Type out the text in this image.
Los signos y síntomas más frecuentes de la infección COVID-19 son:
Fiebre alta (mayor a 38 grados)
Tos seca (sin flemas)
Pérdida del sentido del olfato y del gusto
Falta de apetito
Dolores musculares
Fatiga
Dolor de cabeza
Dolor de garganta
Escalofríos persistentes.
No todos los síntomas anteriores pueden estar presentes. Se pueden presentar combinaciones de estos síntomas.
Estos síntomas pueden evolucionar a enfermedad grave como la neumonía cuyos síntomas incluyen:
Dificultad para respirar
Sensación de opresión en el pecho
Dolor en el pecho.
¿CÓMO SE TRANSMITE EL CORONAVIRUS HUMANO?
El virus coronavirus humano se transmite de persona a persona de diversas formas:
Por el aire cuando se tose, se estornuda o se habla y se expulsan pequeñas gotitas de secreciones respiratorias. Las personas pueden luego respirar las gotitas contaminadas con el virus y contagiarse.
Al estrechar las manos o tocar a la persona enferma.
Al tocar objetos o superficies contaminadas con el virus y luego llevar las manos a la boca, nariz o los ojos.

────────────────────────────────────────

▸ **Exercise**
Reproduce the full listing above, character for character.

▸ **Exercise solution**
Type out the text in this image.
Los signos y síntomas más frecuentes de la infección COVID-19 son:
Fiebre alta (mayor a 38 grados)
Tos seca (sin flemas)
Pérdida del sentido del olfato y del gusto
Falta de apetito
Dolores musculares
Fatiga
Dolor de cabeza
Dolor de garganta
Escalofríos persistentes.
No todos los síntomas anteriores pueden estar presentes. Se pueden presentar combinaciones de estos síntomas.
Estos síntomas pueden evolucionar a enfermedad grave como la neumonía cuyos síntomas incluyen:
Dificultad para respirar
Sensación de opresión en el pecho
Dolor en el pecho.
¿CÓMO SE TRANSMITE EL CORONAVIRUS HUMANO?
El virus coronavirus humano se transmite de persona a persona de diversas formas:
Por el aire cuando se tose, se estornuda o se habla y se expulsan pequeñas gotitas de secreciones respiratorias. Las personas pueden luego respirar las gotitas contaminadas con el virus y contagiarse.
Al estrechar las manos o tocar a la persona enferma.
Al tocar objetos o superficies contaminadas con el virus y luego llevar las manos a la boca, nariz o los ojos.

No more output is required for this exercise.